* WORK TO BE COMPLETED *
How many lines of these records hold the string "xlabel"? Reply with the number alone.

Figure content listings
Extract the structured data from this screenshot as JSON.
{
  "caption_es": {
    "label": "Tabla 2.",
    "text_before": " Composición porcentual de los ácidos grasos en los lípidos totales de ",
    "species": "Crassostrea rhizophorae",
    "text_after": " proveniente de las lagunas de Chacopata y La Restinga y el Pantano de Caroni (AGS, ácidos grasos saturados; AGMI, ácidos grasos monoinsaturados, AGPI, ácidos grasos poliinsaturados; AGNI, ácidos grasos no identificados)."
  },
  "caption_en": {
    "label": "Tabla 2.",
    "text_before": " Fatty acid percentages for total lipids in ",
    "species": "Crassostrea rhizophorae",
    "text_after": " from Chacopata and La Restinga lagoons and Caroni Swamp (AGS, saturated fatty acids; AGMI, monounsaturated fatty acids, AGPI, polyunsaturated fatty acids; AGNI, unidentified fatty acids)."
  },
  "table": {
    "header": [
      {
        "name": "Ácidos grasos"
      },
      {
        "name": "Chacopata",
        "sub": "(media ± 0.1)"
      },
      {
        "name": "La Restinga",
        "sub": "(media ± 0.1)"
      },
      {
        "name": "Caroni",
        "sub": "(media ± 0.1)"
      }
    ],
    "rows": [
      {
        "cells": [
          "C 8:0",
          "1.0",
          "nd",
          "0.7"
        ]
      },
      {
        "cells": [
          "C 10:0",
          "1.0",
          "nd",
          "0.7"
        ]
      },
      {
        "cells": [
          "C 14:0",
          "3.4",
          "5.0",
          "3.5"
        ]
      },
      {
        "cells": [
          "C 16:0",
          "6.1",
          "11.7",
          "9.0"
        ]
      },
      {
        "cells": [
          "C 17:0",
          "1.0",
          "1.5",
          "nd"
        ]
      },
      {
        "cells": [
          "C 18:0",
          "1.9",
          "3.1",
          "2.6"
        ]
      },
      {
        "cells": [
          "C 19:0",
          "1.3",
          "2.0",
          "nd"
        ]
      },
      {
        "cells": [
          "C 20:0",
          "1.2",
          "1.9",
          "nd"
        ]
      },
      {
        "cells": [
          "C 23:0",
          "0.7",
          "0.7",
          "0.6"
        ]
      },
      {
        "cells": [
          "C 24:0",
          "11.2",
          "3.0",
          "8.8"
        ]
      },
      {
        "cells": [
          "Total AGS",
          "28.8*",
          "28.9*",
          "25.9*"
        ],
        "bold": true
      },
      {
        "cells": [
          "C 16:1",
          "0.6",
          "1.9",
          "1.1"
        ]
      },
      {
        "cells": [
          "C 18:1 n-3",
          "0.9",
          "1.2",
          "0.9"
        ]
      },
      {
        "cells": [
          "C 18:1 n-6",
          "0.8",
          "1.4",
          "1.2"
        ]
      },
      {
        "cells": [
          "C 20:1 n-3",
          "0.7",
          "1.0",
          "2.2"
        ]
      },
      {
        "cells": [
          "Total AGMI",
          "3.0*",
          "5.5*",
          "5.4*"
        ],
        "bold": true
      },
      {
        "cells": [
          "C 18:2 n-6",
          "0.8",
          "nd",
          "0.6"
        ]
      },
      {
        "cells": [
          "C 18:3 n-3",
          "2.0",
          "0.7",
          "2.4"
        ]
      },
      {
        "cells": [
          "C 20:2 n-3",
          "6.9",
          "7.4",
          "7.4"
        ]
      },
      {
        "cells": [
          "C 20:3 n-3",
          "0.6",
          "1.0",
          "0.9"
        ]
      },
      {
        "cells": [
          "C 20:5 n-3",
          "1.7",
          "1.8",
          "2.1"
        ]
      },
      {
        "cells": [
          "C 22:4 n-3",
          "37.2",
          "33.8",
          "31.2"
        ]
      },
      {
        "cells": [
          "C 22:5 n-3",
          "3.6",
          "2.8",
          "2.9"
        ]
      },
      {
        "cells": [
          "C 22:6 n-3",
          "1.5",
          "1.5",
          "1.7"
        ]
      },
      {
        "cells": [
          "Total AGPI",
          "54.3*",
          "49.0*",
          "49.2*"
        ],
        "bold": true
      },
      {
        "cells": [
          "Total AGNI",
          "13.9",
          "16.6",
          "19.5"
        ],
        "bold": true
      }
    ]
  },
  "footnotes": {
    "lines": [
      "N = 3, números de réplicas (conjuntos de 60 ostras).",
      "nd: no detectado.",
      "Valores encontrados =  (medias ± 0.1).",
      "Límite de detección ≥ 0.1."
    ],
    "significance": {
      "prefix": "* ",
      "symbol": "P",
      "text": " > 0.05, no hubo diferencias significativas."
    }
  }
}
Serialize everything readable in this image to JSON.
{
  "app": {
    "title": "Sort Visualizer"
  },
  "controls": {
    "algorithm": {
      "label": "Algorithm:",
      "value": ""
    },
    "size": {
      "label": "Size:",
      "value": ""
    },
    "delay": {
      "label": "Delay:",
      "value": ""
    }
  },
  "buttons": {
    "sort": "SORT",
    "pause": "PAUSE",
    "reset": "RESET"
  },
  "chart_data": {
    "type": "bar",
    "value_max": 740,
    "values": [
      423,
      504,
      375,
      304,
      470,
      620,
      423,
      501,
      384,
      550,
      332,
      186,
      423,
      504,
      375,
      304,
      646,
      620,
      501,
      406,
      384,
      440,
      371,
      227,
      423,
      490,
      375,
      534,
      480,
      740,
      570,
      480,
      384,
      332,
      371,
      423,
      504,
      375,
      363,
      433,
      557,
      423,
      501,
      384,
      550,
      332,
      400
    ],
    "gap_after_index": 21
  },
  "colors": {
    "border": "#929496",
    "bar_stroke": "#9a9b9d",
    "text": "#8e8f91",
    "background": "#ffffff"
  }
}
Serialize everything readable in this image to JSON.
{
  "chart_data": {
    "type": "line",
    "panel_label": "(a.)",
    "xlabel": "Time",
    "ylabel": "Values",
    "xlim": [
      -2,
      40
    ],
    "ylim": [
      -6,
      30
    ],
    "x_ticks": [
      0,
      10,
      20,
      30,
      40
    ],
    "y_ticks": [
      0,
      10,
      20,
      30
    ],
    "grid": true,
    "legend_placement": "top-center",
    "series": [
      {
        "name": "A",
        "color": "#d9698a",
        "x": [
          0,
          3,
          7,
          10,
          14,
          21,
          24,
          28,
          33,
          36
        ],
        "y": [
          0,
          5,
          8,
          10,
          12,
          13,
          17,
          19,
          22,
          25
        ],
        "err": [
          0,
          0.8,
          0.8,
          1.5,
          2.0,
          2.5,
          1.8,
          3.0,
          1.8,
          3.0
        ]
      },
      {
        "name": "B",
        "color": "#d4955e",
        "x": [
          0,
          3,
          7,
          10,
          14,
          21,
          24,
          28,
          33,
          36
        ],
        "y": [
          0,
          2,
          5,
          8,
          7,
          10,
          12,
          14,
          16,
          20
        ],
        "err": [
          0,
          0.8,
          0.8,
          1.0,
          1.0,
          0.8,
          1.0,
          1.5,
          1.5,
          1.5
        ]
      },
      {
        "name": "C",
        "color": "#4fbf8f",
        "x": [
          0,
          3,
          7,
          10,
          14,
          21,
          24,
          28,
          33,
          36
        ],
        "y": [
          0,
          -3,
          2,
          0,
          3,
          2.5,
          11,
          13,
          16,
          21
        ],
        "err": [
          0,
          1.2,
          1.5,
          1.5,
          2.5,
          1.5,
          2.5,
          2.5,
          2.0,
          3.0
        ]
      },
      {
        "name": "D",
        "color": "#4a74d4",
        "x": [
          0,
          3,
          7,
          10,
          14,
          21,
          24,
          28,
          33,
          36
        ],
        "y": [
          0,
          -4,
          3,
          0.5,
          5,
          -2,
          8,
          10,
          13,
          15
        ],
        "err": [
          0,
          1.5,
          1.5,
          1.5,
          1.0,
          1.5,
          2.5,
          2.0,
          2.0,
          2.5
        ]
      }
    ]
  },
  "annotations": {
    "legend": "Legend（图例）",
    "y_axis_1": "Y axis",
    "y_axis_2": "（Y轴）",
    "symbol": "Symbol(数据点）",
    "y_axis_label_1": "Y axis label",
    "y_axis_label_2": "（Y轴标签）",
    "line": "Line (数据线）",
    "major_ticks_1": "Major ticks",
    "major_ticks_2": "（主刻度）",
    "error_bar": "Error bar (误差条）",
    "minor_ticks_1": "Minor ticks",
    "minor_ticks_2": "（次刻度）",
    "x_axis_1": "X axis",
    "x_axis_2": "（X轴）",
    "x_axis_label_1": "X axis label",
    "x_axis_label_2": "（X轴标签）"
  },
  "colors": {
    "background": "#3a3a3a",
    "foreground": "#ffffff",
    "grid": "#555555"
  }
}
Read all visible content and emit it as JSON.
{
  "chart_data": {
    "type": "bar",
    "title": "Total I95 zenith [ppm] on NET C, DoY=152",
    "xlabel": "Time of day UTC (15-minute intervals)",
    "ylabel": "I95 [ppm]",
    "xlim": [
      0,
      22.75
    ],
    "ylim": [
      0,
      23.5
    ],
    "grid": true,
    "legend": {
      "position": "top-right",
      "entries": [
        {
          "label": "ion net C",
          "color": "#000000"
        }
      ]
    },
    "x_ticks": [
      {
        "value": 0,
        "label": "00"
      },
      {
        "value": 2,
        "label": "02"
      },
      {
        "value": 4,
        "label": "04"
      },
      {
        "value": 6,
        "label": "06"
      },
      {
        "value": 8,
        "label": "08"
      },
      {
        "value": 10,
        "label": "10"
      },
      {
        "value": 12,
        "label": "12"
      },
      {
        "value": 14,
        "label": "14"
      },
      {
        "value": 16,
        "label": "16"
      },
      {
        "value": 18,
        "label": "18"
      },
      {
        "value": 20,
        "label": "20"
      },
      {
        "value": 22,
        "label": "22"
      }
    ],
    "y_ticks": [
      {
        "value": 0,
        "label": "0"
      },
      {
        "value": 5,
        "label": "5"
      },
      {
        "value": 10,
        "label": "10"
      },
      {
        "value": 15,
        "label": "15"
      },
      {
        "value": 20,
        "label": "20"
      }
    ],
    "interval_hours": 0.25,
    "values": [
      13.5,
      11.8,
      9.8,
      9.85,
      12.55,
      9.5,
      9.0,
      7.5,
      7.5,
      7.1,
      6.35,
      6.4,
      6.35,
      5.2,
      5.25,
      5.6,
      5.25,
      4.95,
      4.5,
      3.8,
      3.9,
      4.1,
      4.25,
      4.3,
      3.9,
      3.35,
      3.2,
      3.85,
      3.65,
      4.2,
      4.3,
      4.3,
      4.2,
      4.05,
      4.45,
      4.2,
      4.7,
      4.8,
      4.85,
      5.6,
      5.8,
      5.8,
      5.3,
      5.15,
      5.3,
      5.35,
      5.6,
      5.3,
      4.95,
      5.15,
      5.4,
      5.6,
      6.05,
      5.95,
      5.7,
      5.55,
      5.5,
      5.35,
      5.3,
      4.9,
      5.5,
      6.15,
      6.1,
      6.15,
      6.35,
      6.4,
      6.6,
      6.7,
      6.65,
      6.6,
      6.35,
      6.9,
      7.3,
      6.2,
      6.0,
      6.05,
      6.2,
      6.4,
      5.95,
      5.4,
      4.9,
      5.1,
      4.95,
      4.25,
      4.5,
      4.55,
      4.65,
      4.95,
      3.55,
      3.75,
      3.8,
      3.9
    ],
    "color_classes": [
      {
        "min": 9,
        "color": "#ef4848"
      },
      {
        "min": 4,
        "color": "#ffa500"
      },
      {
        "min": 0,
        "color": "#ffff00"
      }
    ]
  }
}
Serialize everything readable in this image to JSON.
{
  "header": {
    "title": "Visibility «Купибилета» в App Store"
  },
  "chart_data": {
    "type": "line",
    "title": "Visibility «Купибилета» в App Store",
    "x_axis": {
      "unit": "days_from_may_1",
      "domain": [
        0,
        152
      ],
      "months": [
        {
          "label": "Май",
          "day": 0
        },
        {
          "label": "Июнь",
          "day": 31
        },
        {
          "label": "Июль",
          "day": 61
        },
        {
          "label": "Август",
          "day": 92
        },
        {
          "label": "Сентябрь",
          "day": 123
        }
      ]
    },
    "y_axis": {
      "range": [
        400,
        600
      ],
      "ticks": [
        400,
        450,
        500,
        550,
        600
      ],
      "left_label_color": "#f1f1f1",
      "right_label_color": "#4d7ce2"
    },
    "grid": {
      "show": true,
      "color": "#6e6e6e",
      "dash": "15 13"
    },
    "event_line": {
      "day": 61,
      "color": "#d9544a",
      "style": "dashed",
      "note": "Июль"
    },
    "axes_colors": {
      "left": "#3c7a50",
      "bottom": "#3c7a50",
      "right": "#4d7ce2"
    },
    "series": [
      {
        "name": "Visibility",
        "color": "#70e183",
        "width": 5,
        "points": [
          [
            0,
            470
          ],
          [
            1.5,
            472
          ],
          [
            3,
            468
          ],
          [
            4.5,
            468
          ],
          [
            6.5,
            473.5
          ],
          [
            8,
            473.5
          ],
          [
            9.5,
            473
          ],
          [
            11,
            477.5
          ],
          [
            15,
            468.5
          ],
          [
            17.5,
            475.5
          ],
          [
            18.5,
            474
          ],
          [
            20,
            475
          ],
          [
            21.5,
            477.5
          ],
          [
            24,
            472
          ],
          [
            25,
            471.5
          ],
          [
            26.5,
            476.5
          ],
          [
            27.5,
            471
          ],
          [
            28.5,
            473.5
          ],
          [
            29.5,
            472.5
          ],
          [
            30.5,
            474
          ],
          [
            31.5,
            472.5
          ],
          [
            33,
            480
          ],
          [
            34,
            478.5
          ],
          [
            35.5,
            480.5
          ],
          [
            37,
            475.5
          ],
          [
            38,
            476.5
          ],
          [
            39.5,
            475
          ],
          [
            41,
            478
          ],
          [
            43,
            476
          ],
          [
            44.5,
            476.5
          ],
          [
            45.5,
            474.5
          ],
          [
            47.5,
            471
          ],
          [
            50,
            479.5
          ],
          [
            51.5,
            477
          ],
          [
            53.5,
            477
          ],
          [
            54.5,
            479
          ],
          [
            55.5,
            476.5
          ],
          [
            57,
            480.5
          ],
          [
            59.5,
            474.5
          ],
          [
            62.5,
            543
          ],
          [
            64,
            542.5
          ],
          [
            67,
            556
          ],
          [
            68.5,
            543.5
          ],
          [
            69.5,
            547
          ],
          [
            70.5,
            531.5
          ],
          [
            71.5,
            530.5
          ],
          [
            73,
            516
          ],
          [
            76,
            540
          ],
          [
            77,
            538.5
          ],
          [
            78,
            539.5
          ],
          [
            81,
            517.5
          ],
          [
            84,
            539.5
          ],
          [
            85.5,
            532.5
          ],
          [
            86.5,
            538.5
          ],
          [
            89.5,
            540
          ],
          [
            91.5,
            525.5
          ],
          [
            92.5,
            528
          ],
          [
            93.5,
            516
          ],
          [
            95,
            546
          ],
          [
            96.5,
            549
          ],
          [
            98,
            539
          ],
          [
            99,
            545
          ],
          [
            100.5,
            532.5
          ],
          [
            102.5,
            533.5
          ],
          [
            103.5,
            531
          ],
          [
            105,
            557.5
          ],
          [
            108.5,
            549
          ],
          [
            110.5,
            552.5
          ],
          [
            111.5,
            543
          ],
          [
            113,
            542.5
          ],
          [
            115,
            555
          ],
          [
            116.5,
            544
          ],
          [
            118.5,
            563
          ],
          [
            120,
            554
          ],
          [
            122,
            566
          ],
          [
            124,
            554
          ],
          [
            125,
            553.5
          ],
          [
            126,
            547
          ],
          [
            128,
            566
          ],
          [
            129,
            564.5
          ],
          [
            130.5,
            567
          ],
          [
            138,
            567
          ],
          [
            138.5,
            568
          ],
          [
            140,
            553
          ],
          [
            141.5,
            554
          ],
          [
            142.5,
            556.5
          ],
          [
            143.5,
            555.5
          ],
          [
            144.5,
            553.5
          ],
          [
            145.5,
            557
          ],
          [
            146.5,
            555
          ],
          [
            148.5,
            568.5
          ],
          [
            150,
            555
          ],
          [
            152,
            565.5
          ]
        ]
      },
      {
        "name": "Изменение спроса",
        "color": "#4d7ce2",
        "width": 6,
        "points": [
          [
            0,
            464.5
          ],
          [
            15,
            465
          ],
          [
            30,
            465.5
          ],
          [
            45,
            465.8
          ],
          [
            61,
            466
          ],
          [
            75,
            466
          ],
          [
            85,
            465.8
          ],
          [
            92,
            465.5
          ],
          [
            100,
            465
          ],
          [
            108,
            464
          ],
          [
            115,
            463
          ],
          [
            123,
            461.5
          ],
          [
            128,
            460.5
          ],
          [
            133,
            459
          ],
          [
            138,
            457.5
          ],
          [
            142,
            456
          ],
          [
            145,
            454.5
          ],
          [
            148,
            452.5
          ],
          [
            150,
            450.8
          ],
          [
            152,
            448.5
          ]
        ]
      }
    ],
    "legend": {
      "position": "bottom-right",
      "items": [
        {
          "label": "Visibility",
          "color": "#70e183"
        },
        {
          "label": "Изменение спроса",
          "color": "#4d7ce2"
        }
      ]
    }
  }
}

* RESPONSE BELOW *
2